Task material –
--------------------------------------------------
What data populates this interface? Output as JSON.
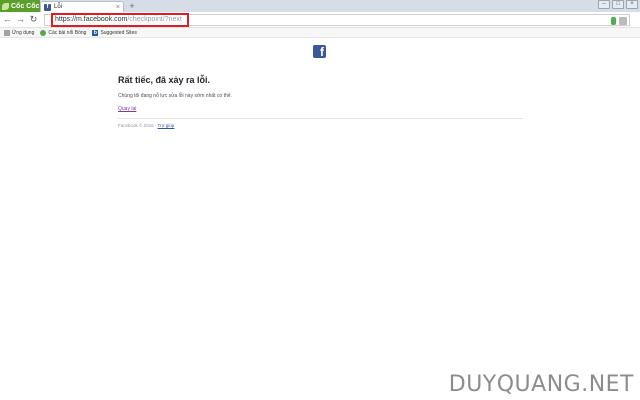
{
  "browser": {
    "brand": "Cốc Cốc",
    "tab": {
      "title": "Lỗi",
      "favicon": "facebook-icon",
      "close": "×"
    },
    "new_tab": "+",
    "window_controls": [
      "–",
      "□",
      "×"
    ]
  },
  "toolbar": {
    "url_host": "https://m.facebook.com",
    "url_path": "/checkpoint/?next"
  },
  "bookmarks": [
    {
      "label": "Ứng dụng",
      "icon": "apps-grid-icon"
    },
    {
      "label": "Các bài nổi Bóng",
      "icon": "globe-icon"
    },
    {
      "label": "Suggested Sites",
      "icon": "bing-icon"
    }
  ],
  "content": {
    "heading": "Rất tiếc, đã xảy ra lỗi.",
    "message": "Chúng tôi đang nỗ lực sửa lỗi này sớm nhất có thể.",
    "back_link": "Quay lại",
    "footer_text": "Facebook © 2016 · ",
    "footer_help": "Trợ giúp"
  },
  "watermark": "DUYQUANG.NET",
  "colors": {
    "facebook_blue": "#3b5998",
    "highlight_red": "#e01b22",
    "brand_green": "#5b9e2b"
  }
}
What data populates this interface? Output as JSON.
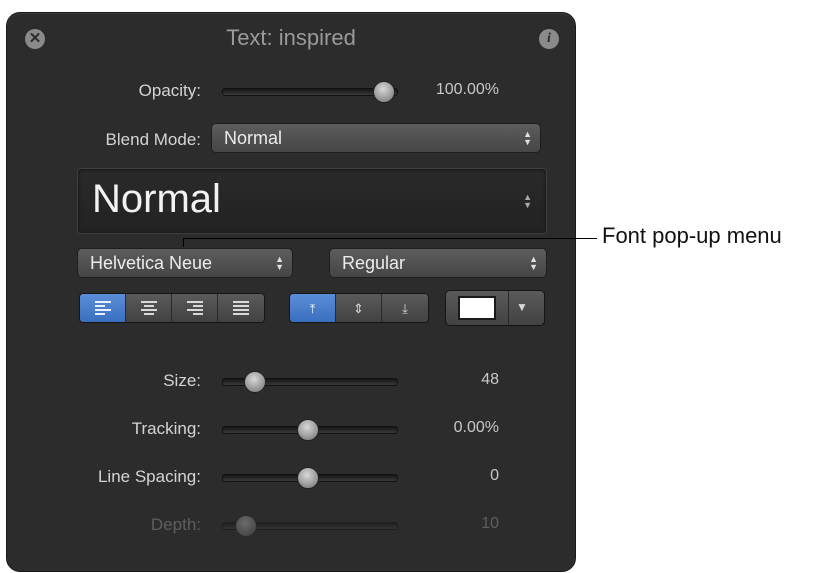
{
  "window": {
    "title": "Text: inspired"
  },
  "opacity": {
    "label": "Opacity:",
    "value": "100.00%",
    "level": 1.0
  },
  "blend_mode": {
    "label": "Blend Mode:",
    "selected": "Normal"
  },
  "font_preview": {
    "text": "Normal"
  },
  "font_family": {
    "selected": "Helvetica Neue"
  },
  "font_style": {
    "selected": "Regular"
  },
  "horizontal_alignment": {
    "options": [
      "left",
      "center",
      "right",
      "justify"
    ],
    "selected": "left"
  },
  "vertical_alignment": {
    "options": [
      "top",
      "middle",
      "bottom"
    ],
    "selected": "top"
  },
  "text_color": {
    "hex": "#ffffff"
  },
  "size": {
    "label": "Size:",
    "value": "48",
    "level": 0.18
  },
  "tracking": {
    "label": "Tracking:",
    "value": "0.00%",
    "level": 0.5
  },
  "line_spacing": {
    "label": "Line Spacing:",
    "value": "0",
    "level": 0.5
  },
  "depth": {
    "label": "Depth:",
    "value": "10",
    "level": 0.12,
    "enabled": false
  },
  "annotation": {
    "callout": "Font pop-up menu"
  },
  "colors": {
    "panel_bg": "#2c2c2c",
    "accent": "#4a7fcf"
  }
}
--------------------------------------------------
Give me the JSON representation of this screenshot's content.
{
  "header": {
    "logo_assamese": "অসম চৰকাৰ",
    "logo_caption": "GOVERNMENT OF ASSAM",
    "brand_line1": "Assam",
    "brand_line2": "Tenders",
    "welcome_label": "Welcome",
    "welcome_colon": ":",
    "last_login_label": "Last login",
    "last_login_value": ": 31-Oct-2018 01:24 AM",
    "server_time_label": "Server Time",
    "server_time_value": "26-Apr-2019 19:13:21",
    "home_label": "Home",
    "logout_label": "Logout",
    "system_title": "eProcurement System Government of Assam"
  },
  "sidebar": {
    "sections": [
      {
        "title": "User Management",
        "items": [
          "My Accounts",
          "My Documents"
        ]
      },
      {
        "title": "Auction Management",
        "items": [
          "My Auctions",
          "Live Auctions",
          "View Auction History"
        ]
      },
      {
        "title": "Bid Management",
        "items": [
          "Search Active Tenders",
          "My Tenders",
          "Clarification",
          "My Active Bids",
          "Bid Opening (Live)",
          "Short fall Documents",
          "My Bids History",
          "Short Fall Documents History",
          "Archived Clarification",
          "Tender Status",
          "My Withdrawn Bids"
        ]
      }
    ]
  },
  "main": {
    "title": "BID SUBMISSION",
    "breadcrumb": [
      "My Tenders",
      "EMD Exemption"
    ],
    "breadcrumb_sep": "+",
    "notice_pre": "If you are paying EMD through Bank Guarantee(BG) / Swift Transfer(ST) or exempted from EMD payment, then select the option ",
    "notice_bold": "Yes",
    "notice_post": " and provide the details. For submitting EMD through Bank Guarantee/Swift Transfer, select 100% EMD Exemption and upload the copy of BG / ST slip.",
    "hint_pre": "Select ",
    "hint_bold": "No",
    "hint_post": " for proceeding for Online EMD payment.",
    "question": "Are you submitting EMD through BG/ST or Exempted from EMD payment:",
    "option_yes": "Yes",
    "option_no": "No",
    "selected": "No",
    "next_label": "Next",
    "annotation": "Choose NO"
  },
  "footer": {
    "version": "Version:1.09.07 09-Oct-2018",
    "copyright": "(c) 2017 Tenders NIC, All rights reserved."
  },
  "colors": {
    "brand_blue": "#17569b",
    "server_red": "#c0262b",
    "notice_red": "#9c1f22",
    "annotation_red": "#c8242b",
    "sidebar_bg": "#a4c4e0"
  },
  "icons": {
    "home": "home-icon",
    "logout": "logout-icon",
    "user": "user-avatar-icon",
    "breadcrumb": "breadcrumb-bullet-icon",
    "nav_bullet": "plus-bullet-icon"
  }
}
--------------------------------------------------
What is expected – Copy every line above that includes the string "content".

Result of the task –
  "content": {
Give me the JSON representation of this screenshot's content.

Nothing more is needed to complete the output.